Short problem. Your answer must consist solely of the number of lines that contain the word "from".

Data records
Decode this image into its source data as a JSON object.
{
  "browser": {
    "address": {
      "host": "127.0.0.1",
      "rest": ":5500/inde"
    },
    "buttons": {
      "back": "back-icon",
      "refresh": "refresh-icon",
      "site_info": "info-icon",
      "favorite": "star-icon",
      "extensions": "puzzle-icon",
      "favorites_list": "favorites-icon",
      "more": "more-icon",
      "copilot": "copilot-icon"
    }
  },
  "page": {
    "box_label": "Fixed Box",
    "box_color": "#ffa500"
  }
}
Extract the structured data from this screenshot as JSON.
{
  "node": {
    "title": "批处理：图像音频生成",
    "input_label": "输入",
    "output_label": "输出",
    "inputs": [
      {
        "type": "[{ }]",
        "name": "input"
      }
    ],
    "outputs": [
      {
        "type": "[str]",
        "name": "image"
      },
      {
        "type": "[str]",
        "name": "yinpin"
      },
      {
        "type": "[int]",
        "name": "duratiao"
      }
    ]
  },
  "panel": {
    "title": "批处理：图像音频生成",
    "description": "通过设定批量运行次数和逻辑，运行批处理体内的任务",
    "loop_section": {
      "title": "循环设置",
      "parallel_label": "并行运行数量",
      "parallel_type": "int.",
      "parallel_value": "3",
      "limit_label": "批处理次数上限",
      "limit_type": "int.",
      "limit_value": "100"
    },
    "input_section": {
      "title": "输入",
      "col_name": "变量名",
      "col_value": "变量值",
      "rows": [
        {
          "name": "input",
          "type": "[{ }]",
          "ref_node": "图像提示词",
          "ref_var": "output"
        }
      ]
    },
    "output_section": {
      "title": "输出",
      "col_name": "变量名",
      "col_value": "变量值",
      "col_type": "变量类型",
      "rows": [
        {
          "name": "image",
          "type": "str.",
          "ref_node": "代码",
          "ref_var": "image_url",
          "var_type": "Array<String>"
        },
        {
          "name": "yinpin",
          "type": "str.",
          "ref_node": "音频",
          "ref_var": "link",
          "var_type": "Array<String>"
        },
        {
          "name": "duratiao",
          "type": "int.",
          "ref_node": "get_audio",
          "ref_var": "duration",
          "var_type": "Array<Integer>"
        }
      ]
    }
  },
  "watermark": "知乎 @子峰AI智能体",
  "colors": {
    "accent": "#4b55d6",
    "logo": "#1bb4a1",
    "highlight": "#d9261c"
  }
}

==

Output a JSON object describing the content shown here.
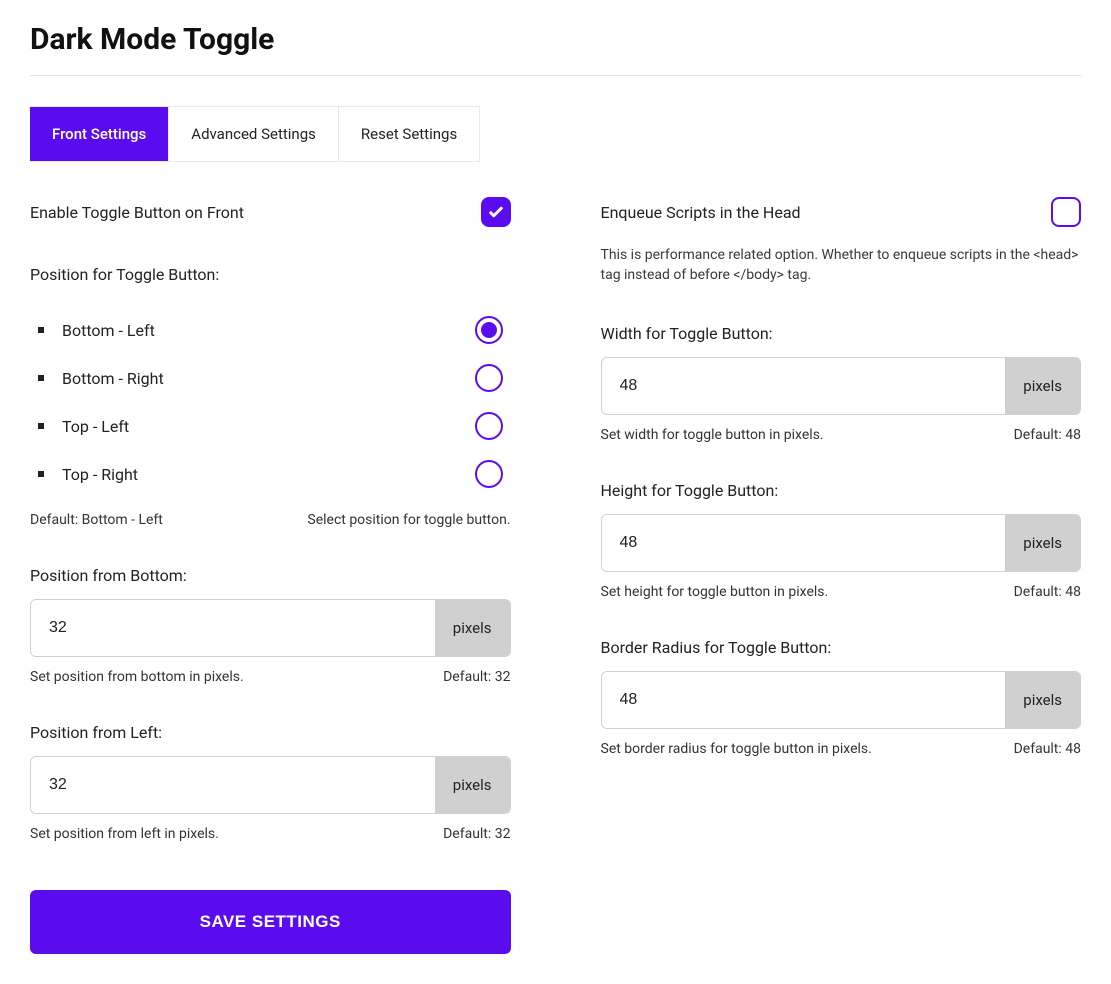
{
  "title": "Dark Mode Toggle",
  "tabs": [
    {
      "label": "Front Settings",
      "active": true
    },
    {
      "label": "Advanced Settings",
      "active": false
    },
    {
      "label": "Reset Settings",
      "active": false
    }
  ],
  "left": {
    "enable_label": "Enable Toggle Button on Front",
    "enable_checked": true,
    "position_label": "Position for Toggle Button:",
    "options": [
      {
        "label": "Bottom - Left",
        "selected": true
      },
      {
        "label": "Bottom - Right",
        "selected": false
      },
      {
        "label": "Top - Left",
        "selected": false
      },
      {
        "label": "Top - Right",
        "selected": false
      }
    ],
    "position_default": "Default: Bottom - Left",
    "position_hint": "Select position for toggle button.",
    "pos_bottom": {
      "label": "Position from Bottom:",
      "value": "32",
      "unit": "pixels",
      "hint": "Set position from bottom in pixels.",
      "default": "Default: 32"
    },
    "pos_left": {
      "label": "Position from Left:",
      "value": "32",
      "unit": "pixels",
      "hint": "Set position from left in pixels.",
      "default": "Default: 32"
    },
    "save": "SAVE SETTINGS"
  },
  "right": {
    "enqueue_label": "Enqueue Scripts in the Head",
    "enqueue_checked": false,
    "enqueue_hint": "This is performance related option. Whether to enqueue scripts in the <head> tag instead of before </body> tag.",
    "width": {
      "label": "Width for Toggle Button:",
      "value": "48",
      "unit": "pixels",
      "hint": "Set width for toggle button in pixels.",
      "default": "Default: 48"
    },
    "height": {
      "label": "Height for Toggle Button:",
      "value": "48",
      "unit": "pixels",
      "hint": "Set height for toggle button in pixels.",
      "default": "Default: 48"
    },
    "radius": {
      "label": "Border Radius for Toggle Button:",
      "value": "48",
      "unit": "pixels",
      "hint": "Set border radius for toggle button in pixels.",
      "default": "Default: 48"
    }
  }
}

...

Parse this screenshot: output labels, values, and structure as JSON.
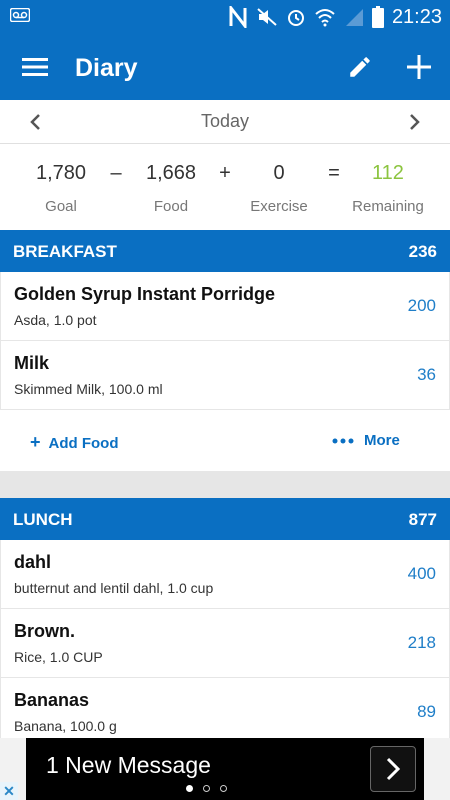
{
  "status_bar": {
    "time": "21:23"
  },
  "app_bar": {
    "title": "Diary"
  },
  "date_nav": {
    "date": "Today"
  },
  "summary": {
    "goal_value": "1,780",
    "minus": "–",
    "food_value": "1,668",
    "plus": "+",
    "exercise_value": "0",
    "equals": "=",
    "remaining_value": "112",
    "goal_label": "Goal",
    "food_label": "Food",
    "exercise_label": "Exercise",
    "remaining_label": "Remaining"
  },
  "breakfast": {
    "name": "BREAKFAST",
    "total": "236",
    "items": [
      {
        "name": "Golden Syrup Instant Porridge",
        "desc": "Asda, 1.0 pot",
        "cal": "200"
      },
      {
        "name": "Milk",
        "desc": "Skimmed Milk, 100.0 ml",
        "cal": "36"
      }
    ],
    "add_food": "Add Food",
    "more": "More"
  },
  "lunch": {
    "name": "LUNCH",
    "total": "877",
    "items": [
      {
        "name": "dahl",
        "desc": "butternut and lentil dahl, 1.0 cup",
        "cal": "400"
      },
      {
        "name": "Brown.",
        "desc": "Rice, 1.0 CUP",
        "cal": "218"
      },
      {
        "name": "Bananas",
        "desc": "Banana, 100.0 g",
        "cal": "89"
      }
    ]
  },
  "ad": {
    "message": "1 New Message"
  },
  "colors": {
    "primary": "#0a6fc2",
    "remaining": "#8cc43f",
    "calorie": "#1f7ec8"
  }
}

Task output. 5